**What you are asked to do:** Return all lines that include the string "ECMWF".

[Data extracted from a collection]
• • • •

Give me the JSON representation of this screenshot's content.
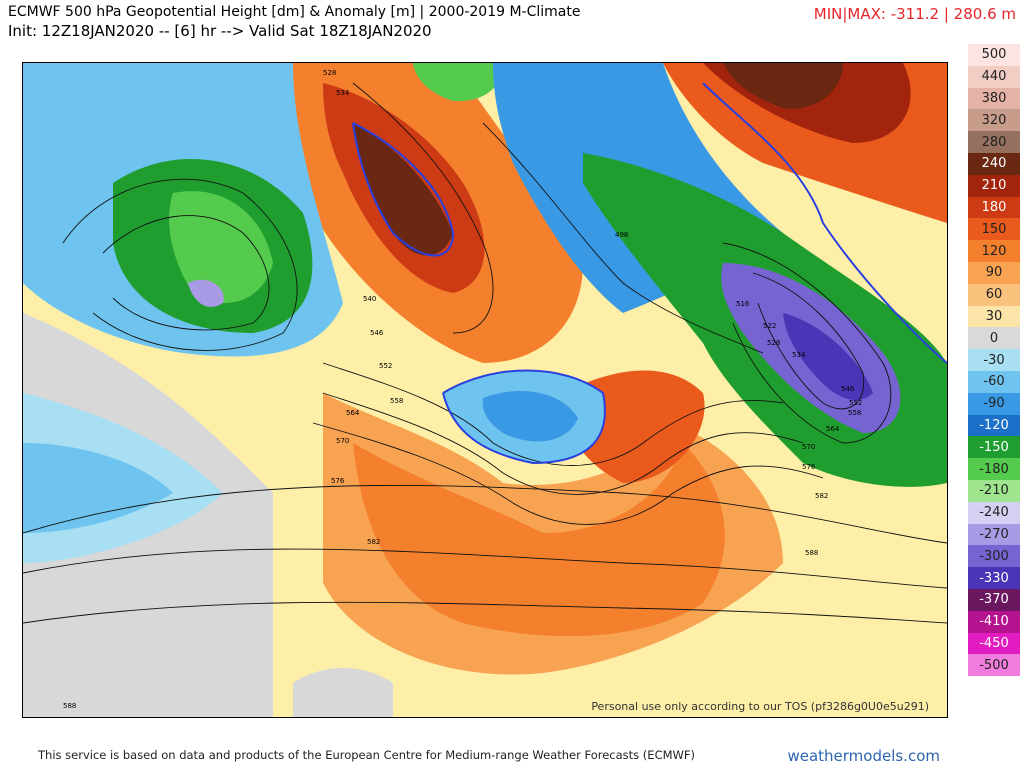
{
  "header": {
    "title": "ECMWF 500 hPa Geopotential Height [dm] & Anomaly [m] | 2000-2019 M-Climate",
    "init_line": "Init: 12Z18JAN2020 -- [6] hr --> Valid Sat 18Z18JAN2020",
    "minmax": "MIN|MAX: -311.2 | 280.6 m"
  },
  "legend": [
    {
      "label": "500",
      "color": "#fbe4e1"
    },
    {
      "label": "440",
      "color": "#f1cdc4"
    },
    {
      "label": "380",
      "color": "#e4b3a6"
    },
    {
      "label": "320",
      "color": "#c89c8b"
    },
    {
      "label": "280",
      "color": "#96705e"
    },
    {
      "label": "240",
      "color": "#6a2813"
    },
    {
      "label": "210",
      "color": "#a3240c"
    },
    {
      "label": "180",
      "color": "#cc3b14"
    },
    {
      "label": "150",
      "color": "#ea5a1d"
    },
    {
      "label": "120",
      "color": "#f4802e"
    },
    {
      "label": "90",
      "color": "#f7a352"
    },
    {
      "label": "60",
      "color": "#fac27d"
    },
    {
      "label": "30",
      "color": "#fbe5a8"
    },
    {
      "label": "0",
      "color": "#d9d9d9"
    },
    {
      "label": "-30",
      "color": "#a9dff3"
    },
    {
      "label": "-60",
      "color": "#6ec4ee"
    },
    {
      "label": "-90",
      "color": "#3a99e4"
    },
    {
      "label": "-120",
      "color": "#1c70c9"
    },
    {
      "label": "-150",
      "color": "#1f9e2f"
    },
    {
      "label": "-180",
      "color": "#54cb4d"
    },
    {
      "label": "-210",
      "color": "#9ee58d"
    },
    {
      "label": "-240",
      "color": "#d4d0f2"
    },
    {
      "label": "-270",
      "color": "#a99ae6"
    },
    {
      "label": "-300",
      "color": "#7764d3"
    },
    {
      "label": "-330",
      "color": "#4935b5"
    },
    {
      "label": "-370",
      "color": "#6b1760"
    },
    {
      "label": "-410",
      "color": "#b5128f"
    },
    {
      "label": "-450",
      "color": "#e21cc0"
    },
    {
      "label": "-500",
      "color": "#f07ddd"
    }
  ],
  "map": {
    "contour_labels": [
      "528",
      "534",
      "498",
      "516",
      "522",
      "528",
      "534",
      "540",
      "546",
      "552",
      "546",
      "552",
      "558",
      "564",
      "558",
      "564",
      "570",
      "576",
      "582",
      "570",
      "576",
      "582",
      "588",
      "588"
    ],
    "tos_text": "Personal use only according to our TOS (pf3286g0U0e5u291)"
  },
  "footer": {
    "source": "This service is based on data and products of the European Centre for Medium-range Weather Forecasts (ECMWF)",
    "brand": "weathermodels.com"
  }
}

• • • •

**Exercise answer:**
    "title": "ECMWF 500 hPa Geopotential Height [dm] & Anomaly [m] | 2000-2019 M-Climate",
    "source": "This service is based on data and products of the European Centre for Medium-range Weather Forecasts (ECMWF)",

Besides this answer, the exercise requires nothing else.